Skip every picture and transcribe the remaining material exactly.

▸ Records contained in a dataset

----------

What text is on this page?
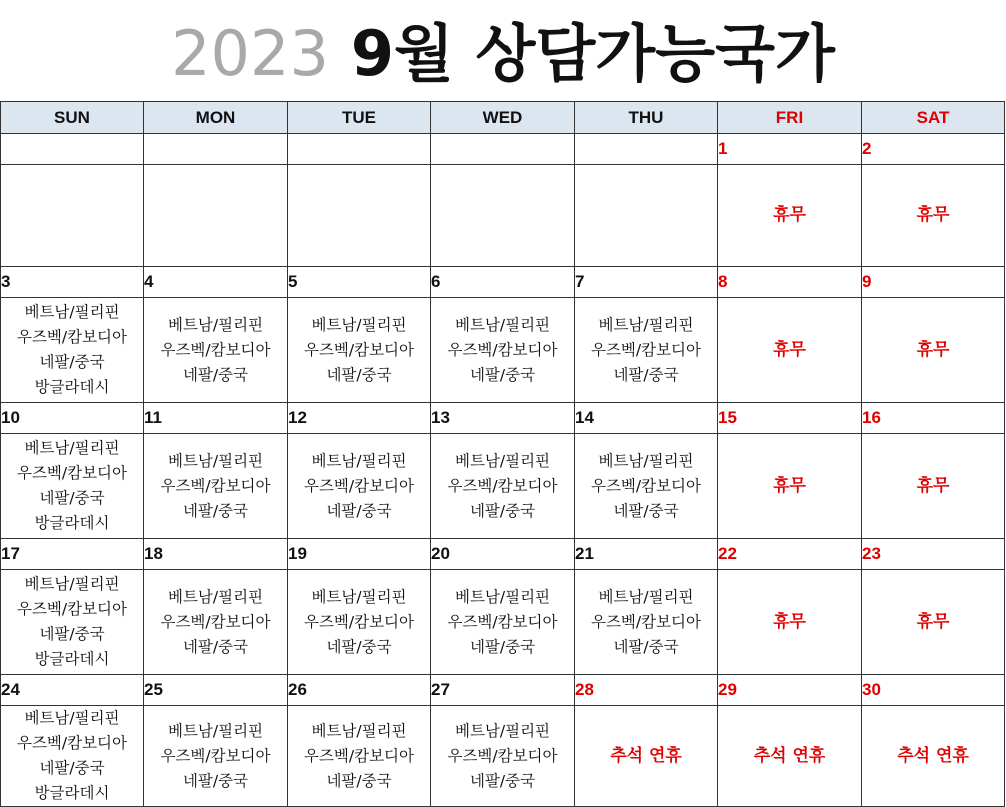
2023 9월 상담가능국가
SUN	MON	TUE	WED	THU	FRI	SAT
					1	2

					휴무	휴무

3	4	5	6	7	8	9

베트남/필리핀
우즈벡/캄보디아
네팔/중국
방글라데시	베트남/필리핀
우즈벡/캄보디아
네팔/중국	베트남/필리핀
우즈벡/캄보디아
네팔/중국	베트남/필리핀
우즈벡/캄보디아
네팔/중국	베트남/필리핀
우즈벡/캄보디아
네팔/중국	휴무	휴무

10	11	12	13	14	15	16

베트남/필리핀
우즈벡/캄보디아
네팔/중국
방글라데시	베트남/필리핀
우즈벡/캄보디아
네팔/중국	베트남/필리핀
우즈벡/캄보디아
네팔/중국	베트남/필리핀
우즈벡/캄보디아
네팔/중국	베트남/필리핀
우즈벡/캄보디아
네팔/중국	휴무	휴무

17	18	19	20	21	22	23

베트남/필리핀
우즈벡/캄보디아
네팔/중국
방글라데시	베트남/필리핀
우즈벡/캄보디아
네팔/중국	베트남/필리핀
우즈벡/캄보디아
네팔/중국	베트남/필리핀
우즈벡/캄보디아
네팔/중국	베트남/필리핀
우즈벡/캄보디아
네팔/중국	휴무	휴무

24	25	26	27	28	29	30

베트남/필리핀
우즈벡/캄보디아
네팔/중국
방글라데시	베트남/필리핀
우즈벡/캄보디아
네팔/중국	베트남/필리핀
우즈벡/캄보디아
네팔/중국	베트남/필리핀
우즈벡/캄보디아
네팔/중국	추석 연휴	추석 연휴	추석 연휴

----------

▸ RIGHT ANSWER
What text is on this page?
2023 9월 상담가능국가
SUN	MON	TUE	WED	THU	FRI	SAT
					1	2

					휴무	휴무

3	4	5	6	7	8	9

베트남/필리핀
우즈벡/캄보디아
네팔/중국
방글라데시	베트남/필리핀
우즈벡/캄보디아
네팔/중국	베트남/필리핀
우즈벡/캄보디아
네팔/중국	베트남/필리핀
우즈벡/캄보디아
네팔/중국	베트남/필리핀
우즈벡/캄보디아
네팔/중국	휴무	휴무

10	11	12	13	14	15	16

베트남/필리핀
우즈벡/캄보디아
네팔/중국
방글라데시	베트남/필리핀
우즈벡/캄보디아
네팔/중국	베트남/필리핀
우즈벡/캄보디아
네팔/중국	베트남/필리핀
우즈벡/캄보디아
네팔/중국	베트남/필리핀
우즈벡/캄보디아
네팔/중국	휴무	휴무

17	18	19	20	21	22	23

베트남/필리핀
우즈벡/캄보디아
네팔/중국
방글라데시	베트남/필리핀
우즈벡/캄보디아
네팔/중국	베트남/필리핀
우즈벡/캄보디아
네팔/중국	베트남/필리핀
우즈벡/캄보디아
네팔/중국	베트남/필리핀
우즈벡/캄보디아
네팔/중국	휴무	휴무

24	25	26	27	28	29	30

베트남/필리핀
우즈벡/캄보디아
네팔/중국
방글라데시	베트남/필리핀
우즈벡/캄보디아
네팔/중국	베트남/필리핀
우즈벡/캄보디아
네팔/중국	베트남/필리핀
우즈벡/캄보디아
네팔/중국	추석 연휴	추석 연휴	추석 연휴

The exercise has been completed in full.